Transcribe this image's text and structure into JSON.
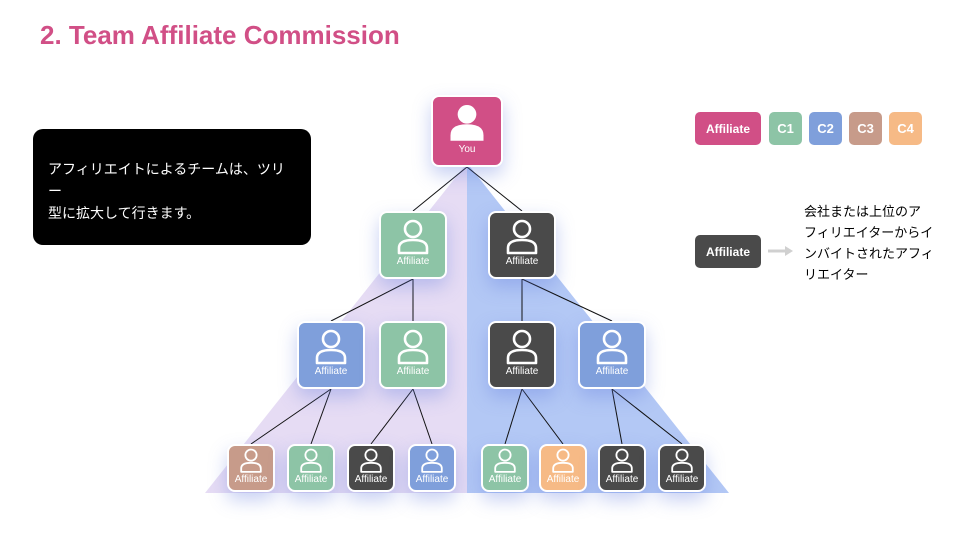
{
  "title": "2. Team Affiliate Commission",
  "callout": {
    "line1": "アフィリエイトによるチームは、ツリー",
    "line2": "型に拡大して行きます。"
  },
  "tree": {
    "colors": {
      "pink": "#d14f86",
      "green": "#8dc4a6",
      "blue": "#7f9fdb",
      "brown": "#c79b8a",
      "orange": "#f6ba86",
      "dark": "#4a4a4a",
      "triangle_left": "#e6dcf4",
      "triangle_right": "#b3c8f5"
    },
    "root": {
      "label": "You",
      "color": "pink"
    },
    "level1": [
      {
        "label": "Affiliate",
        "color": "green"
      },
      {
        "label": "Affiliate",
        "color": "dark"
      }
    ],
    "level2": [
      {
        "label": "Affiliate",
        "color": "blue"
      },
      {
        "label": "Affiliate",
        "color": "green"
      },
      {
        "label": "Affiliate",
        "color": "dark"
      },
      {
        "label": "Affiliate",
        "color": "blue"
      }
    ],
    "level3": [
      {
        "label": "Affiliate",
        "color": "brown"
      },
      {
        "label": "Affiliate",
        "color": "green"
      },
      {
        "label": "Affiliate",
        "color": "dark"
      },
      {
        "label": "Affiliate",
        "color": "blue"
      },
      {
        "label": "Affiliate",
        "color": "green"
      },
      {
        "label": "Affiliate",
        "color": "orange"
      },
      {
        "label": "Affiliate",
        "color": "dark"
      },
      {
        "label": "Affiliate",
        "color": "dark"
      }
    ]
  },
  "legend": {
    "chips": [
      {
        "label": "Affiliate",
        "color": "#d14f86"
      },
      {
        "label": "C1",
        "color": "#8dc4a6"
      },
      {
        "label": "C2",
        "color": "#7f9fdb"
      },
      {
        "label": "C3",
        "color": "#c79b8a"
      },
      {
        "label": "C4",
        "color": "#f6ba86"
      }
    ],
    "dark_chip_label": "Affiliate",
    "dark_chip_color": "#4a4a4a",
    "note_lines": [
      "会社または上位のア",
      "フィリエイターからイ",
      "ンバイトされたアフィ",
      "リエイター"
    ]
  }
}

####

Task description >> Quote the records in full and exactly; skip any image.

Task response >>
Transcribe this image's text and structure into JSON.
{
  "title": "2. Team Affiliate Commission",
  "callout": {
    "line1": "アフィリエイトによるチームは、ツリー",
    "line2": "型に拡大して行きます。"
  },
  "tree": {
    "colors": {
      "pink": "#d14f86",
      "green": "#8dc4a6",
      "blue": "#7f9fdb",
      "brown": "#c79b8a",
      "orange": "#f6ba86",
      "dark": "#4a4a4a",
      "triangle_left": "#e6dcf4",
      "triangle_right": "#b3c8f5"
    },
    "root": {
      "label": "You",
      "color": "pink"
    },
    "level1": [
      {
        "label": "Affiliate",
        "color": "green"
      },
      {
        "label": "Affiliate",
        "color": "dark"
      }
    ],
    "level2": [
      {
        "label": "Affiliate",
        "color": "blue"
      },
      {
        "label": "Affiliate",
        "color": "green"
      },
      {
        "label": "Affiliate",
        "color": "dark"
      },
      {
        "label": "Affiliate",
        "color": "blue"
      }
    ],
    "level3": [
      {
        "label": "Affiliate",
        "color": "brown"
      },
      {
        "label": "Affiliate",
        "color": "green"
      },
      {
        "label": "Affiliate",
        "color": "dark"
      },
      {
        "label": "Affiliate",
        "color": "blue"
      },
      {
        "label": "Affiliate",
        "color": "green"
      },
      {
        "label": "Affiliate",
        "color": "orange"
      },
      {
        "label": "Affiliate",
        "color": "dark"
      },
      {
        "label": "Affiliate",
        "color": "dark"
      }
    ]
  },
  "legend": {
    "chips": [
      {
        "label": "Affiliate",
        "color": "#d14f86"
      },
      {
        "label": "C1",
        "color": "#8dc4a6"
      },
      {
        "label": "C2",
        "color": "#7f9fdb"
      },
      {
        "label": "C3",
        "color": "#c79b8a"
      },
      {
        "label": "C4",
        "color": "#f6ba86"
      }
    ],
    "dark_chip_label": "Affiliate",
    "dark_chip_color": "#4a4a4a",
    "note_lines": [
      "会社または上位のア",
      "フィリエイターからイ",
      "ンバイトされたアフィ",
      "リエイター"
    ]
  }
}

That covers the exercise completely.